### What you have to do
Find every line of the listing below where "Spring" appears, and copy it.
◆ ◆ ◆ ◆ ◆
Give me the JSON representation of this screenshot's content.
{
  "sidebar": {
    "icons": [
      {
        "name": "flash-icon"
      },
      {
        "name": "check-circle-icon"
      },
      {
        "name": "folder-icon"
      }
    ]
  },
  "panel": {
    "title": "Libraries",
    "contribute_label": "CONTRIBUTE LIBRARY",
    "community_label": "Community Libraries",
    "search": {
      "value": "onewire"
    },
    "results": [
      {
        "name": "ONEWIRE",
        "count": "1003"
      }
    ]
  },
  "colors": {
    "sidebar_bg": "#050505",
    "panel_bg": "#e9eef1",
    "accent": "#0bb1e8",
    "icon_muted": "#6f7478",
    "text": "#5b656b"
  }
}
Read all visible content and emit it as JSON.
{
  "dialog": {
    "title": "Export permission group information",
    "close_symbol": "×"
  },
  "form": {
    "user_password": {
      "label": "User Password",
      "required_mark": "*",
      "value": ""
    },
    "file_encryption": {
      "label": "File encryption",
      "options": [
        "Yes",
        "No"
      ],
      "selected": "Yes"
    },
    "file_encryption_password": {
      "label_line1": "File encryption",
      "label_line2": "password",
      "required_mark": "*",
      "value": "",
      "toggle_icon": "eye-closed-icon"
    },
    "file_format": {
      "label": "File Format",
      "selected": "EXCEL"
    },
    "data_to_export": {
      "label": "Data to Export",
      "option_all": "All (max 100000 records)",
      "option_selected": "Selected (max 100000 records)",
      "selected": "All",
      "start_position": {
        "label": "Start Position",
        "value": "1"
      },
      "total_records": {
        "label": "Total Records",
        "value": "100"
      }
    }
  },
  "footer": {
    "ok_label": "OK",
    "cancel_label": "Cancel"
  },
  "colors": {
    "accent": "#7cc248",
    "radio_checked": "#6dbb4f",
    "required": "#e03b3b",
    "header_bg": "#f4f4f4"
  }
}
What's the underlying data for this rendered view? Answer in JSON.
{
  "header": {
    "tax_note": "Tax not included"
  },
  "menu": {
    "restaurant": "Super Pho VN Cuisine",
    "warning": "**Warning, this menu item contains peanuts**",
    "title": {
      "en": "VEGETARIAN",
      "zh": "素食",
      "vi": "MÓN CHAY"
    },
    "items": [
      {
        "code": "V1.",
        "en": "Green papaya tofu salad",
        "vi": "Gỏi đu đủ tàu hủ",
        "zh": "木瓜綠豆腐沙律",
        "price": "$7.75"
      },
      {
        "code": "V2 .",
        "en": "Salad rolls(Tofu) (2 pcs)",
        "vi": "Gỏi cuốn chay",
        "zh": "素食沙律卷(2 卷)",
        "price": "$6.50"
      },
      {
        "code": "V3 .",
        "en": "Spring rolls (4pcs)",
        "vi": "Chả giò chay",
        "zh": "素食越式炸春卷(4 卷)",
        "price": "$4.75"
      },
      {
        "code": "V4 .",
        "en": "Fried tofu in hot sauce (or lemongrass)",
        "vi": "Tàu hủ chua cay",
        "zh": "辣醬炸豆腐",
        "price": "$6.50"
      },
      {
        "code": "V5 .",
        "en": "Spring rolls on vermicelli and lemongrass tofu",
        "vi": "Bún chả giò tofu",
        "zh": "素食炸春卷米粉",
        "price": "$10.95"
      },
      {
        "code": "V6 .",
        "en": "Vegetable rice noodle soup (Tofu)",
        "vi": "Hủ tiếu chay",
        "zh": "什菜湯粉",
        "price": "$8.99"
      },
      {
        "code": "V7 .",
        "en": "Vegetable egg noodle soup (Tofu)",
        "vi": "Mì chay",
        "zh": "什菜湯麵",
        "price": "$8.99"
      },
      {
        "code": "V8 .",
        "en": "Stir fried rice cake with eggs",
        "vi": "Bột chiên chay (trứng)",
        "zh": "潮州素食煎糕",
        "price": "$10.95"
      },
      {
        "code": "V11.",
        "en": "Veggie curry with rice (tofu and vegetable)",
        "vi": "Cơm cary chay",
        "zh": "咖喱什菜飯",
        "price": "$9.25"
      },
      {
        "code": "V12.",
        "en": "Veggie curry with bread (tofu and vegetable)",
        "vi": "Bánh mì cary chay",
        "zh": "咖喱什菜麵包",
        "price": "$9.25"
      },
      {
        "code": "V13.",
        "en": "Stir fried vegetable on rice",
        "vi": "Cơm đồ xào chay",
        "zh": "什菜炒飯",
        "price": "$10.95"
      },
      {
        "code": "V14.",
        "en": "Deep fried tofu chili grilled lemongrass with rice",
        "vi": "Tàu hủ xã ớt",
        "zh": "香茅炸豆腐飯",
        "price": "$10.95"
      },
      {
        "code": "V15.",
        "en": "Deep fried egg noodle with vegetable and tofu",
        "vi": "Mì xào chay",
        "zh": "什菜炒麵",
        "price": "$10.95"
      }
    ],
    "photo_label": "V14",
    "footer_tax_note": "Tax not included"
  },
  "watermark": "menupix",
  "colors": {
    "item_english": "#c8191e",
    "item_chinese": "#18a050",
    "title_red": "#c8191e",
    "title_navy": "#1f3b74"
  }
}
◆ ◆ ◆ ◆ ◆
### Output
        "en": "Spring rolls (4pcs)",
        "en": "Spring rolls on vermicelli and lemongrass tofu",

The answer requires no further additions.